> GOAL
In the material below, find every line with "transfert" and pull it out.

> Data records
================

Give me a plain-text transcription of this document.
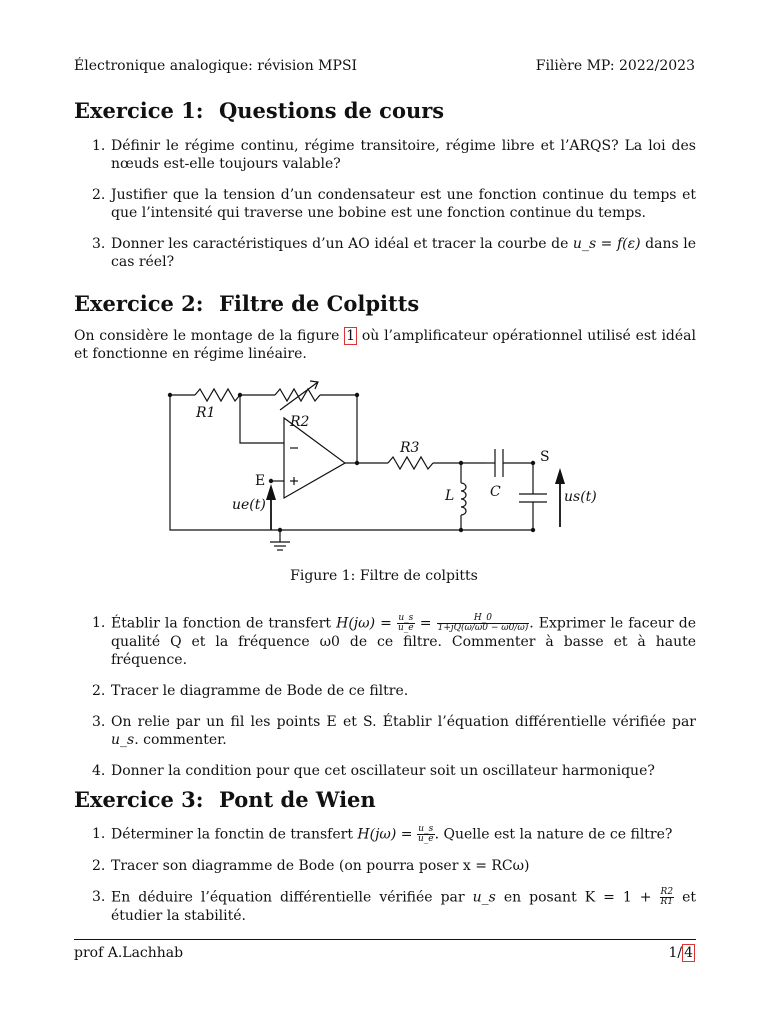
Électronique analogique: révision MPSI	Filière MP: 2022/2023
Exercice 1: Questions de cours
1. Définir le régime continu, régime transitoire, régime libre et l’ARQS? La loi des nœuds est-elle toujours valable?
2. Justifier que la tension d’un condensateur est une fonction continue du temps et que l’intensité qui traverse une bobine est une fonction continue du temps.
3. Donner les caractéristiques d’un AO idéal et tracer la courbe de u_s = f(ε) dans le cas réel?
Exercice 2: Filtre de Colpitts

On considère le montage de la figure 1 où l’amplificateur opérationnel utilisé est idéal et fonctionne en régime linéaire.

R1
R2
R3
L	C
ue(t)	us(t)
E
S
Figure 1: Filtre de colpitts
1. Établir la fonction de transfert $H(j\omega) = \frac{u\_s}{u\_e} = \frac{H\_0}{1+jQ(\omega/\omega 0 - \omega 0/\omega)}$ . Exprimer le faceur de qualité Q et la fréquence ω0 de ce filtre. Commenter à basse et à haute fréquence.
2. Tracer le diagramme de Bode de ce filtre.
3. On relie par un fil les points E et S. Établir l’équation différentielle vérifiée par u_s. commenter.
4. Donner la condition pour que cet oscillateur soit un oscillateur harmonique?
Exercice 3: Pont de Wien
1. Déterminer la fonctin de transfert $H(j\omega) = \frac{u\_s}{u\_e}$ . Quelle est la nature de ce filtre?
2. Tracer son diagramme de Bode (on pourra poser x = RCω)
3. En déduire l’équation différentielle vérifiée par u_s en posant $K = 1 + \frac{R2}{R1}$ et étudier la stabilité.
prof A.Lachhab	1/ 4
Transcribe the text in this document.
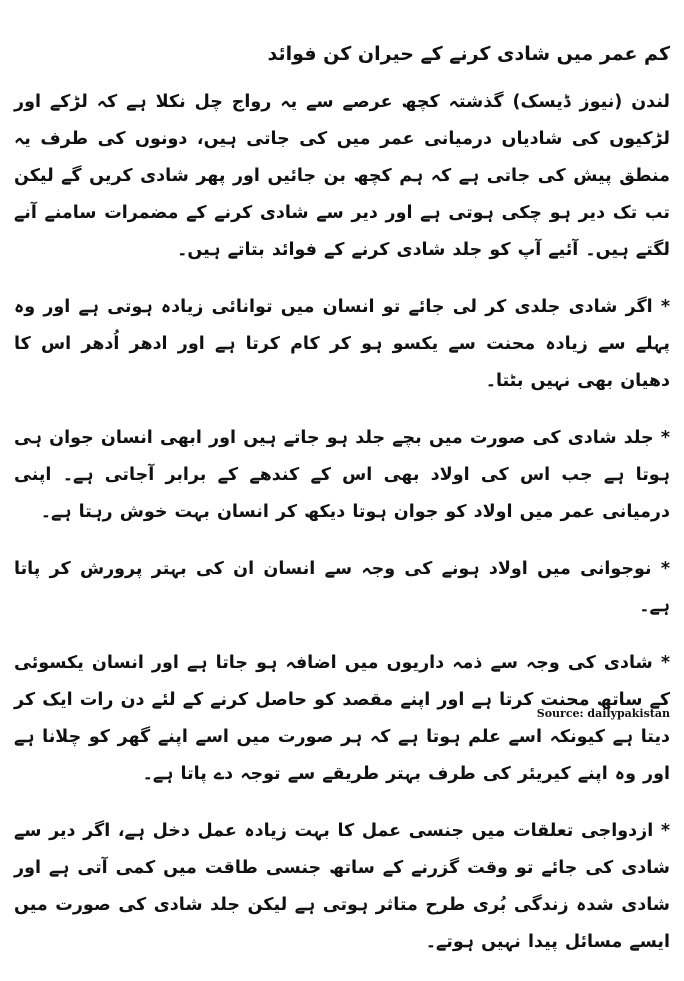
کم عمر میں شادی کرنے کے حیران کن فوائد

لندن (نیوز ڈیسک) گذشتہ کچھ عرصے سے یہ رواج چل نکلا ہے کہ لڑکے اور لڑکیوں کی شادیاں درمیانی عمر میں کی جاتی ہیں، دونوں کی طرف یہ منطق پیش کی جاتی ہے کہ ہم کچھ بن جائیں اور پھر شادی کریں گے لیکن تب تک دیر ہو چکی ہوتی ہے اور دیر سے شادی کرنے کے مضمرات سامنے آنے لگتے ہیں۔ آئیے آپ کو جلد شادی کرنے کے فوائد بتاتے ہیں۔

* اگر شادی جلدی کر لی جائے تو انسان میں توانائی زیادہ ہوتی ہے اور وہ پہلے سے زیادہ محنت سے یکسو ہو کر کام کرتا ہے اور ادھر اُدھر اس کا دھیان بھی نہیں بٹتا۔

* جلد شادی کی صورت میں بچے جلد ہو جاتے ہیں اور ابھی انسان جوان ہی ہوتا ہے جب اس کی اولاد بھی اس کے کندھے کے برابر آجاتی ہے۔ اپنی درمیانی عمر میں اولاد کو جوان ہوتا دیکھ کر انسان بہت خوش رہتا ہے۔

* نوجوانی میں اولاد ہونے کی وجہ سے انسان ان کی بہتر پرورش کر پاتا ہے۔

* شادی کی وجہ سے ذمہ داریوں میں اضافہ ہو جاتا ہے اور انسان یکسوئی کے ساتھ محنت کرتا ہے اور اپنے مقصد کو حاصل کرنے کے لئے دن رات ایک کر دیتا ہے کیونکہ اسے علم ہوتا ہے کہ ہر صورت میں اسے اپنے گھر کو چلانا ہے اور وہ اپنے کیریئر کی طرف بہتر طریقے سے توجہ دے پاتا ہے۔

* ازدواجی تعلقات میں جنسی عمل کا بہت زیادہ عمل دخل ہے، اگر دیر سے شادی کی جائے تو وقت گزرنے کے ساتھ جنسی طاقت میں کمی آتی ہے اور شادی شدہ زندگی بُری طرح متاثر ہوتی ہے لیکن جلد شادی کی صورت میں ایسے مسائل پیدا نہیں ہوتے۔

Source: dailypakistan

================

> ANSWER
1. Établir la fonction de transfert $H(j\omega) = \frac{u\_s}{u\_e} = \frac{H\_0}{1+jQ(\omega/\omega 0 - \omega 0/\omega)}$ . Exprimer le faceur de qualité Q et la fréquence ω0 de ce filtre. Commenter à basse et à haute fréquence.
1. Déterminer la fonctin de transfert $H(j\omega) = \frac{u\_s}{u\_e}$ . Quelle est la nature de ce filtre?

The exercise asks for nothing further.